BRIEF A: Reproduce everything in the Buddhism article from "In quite simple" down to "accordance with it.", with both ends included.

Philosophy of Hiinayaana Buddhism In Practice Today
by Dr. Ravindra Kumar, Global Politician, Aug 26, 2007
New York, USA -- To make human life worthy, prosperous and peaceful, different philosophies and thoughts have been propounded through the ages, of which Buddhism occupies a prominent place. It is well evident from the fact that approximately five hundred million people all over the world carry out their day-to-day activities on the basis of Buddhist doctrines. The Buddhist Religious-Community has fourth place amongst the major religious-communities of the world.
In quite simple and clear words, Buddhism consists of that great and all-welfaristic philosophy of life, which, especially Gautama Buddha put forth before human world approximately two thousand five hundred years ago, and having Karuna-the compassion, a value supplementary to Ahimsa-the non-violence in the centre, treated his individual life in accordance with it.
Karuna-the compassion is not merely a word close to pity as it is generally understood.

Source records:

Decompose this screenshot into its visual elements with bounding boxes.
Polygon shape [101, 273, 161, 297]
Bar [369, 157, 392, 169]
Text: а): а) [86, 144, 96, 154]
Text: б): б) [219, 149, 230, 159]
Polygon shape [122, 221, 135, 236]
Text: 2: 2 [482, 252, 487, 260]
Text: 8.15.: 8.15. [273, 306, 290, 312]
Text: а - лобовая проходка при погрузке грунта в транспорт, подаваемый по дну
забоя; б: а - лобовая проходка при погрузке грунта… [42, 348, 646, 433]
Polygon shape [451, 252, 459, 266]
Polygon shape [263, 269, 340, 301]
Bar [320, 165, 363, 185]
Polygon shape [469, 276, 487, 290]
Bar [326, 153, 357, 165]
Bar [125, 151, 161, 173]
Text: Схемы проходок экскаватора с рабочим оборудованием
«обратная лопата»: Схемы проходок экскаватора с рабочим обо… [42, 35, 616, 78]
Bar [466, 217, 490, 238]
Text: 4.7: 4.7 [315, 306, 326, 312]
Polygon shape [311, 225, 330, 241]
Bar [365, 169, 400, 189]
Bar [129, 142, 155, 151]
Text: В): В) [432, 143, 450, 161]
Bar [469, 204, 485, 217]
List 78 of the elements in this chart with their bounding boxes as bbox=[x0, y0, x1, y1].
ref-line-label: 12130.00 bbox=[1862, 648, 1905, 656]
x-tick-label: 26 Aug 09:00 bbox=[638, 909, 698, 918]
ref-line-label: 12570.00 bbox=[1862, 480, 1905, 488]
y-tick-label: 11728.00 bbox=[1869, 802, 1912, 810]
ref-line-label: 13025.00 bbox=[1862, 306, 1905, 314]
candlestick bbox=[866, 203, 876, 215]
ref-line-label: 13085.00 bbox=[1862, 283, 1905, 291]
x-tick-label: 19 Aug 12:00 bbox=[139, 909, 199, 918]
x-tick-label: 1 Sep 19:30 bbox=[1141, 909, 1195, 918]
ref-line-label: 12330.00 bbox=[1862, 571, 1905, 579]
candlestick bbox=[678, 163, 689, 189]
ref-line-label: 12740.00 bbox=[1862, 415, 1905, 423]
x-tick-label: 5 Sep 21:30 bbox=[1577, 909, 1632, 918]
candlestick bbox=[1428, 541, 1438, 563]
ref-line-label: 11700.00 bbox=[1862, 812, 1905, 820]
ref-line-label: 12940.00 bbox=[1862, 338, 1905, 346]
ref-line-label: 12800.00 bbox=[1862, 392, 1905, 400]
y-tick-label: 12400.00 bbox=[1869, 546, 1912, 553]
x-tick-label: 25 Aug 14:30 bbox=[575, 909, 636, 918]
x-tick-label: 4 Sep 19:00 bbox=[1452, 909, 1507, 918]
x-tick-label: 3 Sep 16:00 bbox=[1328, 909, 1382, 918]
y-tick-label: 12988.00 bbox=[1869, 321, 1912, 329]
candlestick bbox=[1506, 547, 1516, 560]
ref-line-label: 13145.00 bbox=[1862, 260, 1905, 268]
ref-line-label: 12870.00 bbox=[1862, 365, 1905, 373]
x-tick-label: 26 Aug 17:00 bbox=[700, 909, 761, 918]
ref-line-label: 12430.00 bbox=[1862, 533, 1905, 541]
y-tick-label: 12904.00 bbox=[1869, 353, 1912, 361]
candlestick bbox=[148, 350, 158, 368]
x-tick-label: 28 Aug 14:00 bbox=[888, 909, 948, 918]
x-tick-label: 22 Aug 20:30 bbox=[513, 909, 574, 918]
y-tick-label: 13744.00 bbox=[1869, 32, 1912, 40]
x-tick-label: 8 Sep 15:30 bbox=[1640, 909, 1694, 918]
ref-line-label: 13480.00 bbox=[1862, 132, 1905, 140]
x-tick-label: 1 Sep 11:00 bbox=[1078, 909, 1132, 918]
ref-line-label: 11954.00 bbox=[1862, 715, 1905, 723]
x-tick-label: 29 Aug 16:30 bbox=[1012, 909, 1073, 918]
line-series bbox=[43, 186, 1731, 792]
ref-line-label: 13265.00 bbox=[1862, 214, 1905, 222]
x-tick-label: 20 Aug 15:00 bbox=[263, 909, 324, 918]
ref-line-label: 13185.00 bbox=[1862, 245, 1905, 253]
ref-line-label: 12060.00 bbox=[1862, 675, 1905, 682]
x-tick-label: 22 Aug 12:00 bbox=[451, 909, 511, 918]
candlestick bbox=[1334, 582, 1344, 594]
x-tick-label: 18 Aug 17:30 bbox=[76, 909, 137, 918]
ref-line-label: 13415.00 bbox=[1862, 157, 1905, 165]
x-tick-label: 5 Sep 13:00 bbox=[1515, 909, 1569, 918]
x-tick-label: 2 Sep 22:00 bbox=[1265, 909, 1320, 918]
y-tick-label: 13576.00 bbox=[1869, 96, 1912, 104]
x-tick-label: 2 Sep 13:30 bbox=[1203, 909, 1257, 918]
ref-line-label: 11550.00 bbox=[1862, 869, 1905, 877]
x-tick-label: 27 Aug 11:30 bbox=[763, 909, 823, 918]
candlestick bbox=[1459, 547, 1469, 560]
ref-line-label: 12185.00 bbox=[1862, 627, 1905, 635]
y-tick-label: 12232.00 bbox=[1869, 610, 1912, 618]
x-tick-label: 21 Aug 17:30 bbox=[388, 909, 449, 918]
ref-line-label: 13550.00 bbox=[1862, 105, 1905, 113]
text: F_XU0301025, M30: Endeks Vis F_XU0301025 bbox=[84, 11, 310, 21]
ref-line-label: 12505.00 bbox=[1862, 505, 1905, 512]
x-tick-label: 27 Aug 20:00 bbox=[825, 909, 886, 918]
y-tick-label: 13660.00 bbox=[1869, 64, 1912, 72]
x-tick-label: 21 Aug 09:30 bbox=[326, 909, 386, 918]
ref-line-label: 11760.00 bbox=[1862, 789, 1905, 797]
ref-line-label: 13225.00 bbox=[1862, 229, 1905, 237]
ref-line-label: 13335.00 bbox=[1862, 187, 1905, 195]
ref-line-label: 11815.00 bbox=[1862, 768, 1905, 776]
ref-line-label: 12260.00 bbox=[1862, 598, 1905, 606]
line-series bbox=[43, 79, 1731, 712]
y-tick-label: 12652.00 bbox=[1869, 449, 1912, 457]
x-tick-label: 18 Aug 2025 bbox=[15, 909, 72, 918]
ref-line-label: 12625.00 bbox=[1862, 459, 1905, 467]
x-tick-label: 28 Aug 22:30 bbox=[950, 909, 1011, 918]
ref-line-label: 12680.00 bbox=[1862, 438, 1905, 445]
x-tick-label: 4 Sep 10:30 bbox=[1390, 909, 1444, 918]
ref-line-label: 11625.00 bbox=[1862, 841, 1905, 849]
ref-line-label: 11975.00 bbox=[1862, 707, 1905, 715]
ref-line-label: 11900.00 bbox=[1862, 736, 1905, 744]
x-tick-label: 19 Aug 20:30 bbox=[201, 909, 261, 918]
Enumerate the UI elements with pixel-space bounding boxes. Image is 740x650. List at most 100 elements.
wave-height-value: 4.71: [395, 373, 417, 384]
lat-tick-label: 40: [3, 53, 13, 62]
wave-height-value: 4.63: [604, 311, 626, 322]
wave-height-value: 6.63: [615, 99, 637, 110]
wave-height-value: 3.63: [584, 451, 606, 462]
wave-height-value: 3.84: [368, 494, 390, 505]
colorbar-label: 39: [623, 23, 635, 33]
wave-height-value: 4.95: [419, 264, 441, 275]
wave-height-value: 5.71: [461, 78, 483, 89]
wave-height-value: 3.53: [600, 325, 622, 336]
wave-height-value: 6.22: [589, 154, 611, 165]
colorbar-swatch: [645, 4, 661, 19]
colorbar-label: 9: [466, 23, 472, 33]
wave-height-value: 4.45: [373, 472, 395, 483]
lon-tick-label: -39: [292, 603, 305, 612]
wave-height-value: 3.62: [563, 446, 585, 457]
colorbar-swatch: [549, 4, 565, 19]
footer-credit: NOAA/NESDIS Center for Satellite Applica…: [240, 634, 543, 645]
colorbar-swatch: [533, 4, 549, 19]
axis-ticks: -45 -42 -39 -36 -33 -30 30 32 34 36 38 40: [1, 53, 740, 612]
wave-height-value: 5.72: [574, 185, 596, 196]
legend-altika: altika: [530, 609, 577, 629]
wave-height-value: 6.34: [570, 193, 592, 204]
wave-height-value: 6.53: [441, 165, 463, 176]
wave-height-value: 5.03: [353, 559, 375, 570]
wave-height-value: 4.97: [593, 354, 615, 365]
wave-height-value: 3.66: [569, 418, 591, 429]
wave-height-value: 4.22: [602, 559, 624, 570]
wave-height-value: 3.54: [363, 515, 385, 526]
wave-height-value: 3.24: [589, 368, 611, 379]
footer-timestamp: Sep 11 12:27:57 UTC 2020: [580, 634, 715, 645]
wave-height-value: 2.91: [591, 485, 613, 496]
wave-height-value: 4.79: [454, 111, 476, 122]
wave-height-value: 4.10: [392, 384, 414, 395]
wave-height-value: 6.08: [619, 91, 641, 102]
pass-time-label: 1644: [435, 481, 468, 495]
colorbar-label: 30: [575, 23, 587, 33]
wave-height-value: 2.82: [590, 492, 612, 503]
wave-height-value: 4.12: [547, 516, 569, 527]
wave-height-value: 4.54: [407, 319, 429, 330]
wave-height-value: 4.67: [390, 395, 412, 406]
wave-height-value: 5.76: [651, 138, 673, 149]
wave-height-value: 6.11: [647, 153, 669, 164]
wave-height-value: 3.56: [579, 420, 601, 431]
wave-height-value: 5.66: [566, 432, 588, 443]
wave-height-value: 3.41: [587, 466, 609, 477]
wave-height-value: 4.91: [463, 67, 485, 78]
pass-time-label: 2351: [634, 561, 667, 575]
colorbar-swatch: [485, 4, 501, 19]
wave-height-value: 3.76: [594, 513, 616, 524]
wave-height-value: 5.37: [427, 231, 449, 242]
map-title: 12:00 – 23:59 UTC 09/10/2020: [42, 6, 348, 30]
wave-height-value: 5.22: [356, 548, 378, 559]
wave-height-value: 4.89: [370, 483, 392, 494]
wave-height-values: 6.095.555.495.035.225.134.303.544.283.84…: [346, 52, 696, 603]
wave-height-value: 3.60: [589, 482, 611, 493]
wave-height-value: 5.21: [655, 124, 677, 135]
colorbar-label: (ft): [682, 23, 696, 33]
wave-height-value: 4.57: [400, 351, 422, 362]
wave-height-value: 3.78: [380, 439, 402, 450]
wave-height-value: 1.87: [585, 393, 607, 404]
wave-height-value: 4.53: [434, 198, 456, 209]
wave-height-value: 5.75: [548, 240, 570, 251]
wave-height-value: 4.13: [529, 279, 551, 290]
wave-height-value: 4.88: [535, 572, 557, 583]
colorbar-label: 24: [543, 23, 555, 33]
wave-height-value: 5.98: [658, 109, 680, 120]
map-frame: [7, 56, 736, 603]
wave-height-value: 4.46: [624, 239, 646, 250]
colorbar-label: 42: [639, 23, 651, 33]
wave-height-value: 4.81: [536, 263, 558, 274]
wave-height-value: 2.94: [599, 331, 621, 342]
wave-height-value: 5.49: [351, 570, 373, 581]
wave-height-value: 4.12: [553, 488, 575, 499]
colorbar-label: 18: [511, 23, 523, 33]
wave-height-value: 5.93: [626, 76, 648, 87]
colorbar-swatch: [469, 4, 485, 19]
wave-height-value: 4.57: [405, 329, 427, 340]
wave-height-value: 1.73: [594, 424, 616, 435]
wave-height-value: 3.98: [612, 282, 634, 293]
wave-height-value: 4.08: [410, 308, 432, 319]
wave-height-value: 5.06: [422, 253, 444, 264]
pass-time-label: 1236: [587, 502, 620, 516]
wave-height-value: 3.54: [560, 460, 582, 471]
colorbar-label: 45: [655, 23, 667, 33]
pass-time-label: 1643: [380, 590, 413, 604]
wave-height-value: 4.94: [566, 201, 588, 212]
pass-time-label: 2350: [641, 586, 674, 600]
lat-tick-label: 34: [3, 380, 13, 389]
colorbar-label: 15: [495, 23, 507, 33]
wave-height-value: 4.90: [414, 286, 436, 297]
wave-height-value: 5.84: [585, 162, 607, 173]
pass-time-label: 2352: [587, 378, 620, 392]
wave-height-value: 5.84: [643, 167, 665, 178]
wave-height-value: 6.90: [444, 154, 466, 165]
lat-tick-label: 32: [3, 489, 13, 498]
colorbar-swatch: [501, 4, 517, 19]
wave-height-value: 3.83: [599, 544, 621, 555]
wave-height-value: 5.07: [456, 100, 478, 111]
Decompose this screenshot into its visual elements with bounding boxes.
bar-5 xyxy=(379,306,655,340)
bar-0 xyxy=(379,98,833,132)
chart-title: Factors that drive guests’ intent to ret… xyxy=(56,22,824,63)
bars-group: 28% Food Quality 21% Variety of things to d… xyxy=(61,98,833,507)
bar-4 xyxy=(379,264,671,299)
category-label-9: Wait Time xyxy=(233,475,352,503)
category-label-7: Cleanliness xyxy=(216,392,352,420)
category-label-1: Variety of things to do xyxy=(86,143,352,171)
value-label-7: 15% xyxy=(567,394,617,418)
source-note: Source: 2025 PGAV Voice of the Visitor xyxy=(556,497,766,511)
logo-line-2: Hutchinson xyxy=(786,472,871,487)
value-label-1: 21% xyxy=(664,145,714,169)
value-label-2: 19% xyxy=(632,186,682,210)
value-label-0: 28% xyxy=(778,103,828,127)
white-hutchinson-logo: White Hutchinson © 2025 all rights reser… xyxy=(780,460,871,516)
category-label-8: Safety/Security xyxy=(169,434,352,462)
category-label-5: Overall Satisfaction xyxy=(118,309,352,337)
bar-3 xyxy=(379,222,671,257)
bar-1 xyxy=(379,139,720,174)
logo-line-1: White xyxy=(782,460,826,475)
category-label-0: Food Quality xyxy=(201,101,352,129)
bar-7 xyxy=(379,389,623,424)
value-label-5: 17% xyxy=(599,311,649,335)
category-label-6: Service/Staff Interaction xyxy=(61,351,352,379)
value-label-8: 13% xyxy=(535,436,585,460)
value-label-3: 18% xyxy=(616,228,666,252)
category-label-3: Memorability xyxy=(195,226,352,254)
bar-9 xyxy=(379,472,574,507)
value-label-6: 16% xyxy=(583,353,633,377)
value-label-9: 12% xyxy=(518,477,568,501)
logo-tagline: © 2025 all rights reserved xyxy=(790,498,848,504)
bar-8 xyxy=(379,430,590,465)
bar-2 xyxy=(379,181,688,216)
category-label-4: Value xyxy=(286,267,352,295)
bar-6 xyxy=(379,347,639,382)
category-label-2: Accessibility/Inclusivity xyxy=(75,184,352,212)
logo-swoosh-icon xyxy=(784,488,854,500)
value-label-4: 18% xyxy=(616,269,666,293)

BRIEF B: Rewrite everything from the start of the records down to the line containing "Text: Схемы проходок", including that line, with "Bar" replaced by "Rectangle" and nothing else changed.

WRITTEN SOLUTION A:
In quite simple and clear words, Buddhism consists of that great and all-welfaristic philosophy of life, which, especially Gautama Buddha put forth before human world approximately two thousand five hundred years ago, and having Karuna-the compassion, a value supplementary to Ahimsa-the non-violence in the centre, treated his individual life in accordance with it.

WRITTEN SOLUTION B:
Decompose this screenshot into its visual elements with bounding boxes.
Polygon shape [101, 273, 161, 297]
Rectangle [369, 157, 392, 169]
Text: а): а) [86, 144, 96, 154]
Text: б): б) [219, 149, 230, 159]
Polygon shape [122, 221, 135, 236]
Text: 2: 2 [482, 252, 487, 260]
Text: 8.15.: 8.15. [273, 306, 290, 312]
Text: а - лобовая проходка при погрузке грунта в транспорт, подаваемый по дну
забоя; б: а - лобовая проходка при погрузке грунта… [42, 348, 646, 433]
Polygon shape [451, 252, 459, 266]
Polygon shape [263, 269, 340, 301]
Rectangle [320, 165, 363, 185]
Polygon shape [469, 276, 487, 290]
Rectangle [326, 153, 357, 165]
Rectangle [125, 151, 161, 173]
Text: Схемы проходок экскаватора с рабочим оборудованием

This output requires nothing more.